Instruction -> How many lines of these entries hold the string "name"? Reply with the number alone.

[start]

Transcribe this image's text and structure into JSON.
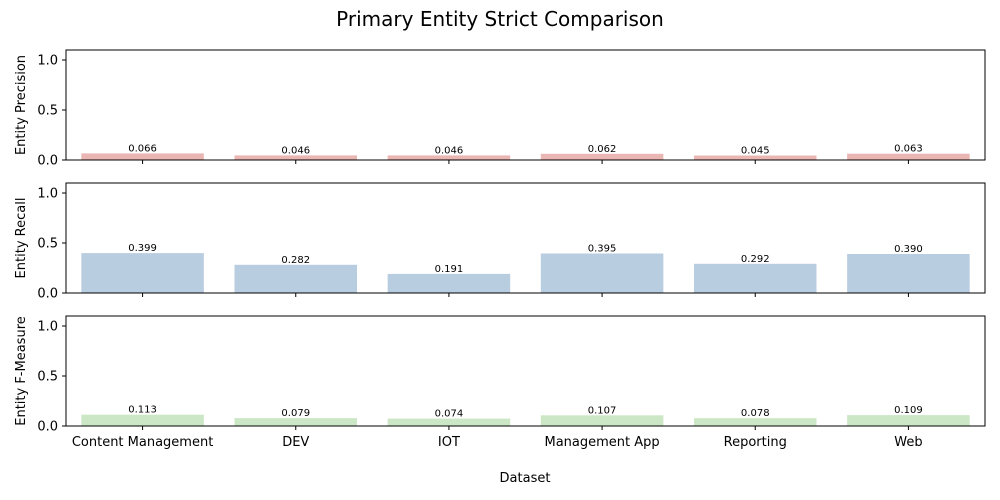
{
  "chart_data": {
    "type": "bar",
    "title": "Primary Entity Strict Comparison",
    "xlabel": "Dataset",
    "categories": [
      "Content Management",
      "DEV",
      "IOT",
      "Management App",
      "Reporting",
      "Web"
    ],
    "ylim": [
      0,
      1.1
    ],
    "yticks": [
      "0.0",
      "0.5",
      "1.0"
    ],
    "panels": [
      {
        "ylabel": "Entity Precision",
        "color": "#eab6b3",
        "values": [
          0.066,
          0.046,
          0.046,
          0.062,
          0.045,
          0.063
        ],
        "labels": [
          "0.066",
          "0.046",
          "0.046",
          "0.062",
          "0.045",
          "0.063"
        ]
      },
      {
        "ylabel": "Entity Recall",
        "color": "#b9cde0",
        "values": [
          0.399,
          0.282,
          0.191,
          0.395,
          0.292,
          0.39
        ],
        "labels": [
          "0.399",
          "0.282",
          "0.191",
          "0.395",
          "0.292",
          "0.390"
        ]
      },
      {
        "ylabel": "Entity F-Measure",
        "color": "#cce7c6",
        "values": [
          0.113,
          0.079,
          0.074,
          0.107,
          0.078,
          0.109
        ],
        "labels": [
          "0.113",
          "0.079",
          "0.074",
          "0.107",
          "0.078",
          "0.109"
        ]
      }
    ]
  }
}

[end]
[start]

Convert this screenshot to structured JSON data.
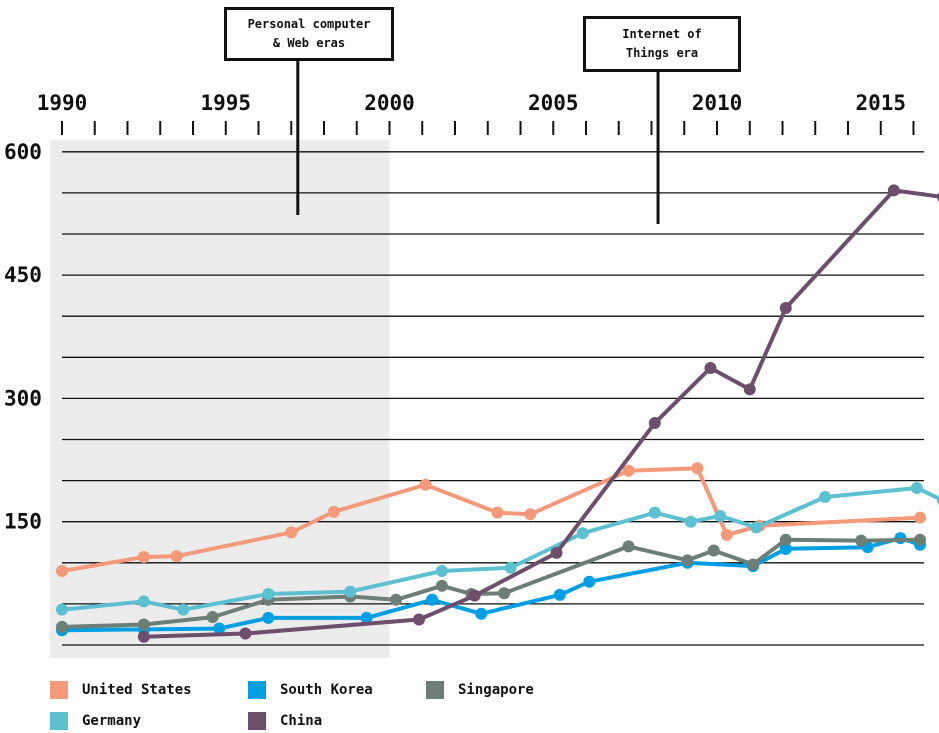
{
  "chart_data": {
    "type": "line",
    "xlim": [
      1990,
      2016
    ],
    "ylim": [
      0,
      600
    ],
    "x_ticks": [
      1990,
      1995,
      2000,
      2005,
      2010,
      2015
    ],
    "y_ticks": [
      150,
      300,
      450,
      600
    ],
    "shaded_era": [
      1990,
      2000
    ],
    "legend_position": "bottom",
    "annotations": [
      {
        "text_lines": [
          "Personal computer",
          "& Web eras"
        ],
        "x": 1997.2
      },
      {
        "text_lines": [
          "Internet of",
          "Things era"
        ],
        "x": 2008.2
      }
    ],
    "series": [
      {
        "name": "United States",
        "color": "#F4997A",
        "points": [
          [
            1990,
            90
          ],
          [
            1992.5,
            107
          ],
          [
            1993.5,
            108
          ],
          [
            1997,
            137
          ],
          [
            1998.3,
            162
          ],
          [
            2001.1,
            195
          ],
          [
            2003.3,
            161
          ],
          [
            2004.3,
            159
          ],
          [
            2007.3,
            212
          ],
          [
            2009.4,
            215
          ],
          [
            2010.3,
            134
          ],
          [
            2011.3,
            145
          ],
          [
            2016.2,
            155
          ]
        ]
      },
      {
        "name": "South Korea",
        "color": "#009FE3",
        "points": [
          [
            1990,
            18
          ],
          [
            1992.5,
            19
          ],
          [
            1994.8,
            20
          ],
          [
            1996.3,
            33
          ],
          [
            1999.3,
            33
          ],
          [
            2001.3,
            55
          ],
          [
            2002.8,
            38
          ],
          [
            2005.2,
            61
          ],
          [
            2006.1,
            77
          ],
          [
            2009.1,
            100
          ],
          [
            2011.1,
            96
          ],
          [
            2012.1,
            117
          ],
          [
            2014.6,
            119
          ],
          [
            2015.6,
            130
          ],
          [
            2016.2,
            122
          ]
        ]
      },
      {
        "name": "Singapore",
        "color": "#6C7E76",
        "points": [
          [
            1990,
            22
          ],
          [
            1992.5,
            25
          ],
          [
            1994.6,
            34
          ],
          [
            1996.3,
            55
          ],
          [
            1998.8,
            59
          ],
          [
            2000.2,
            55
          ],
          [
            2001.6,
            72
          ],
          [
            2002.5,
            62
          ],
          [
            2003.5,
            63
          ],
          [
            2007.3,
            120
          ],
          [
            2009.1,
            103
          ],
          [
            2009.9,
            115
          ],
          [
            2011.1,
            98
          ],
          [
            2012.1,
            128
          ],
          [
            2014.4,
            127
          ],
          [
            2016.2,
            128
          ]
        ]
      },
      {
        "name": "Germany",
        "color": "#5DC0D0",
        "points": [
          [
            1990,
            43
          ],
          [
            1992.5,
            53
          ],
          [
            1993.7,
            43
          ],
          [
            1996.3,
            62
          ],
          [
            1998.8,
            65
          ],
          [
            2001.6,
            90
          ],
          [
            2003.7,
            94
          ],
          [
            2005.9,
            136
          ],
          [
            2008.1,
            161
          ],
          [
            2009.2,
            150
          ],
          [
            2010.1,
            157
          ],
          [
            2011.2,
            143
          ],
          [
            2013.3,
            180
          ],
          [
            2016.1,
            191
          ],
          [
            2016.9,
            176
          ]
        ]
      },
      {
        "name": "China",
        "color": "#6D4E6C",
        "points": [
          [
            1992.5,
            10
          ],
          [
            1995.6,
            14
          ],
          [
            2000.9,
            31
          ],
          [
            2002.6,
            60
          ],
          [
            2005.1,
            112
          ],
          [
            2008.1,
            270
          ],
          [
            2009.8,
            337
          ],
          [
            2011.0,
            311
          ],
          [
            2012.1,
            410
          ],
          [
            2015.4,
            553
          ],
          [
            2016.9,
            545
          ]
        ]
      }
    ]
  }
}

[end]
[start]

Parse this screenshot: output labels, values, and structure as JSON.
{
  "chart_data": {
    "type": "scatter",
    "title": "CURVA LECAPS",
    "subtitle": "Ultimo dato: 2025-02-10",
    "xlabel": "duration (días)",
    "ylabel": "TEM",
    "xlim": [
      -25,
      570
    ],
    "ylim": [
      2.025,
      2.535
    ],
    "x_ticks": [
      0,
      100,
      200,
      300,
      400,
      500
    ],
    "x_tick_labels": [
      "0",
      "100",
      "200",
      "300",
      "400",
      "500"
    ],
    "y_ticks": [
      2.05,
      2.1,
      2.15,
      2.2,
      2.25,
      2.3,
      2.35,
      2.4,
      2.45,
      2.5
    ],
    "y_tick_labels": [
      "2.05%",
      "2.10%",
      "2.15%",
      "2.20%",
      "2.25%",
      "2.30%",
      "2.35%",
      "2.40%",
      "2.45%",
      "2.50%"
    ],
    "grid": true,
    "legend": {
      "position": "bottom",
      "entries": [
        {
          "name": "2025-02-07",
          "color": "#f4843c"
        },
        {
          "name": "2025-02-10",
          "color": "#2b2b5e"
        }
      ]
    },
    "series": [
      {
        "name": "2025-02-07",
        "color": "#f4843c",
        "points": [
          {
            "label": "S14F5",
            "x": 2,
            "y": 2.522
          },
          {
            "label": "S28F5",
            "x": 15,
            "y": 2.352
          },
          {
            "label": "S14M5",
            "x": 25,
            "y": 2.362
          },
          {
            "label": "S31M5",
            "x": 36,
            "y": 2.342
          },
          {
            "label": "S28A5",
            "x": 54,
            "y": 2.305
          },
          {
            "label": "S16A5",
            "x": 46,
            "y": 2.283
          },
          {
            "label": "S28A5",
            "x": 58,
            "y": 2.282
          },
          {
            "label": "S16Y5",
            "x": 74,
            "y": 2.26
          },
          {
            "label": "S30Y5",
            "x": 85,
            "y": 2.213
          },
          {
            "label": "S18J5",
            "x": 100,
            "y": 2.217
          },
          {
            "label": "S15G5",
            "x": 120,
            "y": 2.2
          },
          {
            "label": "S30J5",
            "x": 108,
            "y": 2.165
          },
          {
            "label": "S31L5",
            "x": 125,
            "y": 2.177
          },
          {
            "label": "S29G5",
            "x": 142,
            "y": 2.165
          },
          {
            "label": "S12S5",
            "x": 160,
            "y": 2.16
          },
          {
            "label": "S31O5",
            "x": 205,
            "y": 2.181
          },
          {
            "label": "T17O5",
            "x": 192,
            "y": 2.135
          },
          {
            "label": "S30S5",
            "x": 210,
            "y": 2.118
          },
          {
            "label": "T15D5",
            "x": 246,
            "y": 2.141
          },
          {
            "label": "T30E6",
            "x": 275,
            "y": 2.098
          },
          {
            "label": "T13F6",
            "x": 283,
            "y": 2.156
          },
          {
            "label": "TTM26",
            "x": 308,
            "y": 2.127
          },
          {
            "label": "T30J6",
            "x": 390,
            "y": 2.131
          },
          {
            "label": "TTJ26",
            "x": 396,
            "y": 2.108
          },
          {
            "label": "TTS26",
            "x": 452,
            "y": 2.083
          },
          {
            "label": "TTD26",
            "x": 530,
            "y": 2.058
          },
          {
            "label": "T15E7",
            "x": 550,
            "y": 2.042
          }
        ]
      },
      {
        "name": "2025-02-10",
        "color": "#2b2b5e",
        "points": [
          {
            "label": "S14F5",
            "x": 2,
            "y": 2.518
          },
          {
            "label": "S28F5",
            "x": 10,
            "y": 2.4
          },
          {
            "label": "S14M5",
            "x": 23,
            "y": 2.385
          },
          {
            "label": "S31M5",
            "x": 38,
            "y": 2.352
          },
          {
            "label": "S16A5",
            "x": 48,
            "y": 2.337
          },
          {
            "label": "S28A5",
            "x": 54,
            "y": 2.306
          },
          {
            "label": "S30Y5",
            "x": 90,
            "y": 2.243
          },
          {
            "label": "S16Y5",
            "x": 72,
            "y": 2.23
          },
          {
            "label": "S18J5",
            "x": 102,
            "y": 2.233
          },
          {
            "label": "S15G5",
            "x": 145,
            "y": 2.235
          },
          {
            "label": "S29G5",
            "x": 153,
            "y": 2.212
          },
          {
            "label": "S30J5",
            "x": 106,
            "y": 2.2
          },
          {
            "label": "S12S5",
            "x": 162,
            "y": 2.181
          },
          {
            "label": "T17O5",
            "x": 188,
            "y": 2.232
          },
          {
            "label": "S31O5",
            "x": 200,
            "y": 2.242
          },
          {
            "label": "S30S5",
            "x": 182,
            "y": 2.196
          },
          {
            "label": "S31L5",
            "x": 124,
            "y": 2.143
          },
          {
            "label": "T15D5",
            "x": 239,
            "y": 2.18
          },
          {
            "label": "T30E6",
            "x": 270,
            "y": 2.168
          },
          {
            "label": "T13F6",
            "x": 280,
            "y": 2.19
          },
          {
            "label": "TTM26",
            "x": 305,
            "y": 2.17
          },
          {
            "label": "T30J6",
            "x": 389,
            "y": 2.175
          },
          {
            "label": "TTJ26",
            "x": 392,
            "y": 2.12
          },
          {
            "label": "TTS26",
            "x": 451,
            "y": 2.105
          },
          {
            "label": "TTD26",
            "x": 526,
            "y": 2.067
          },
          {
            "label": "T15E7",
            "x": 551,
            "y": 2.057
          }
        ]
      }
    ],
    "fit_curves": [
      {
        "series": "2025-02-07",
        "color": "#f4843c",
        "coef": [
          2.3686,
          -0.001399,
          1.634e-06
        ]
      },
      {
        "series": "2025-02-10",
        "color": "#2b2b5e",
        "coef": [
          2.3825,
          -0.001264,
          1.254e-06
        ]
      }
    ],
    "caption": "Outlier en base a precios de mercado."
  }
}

[end]

Completed exercise -> 9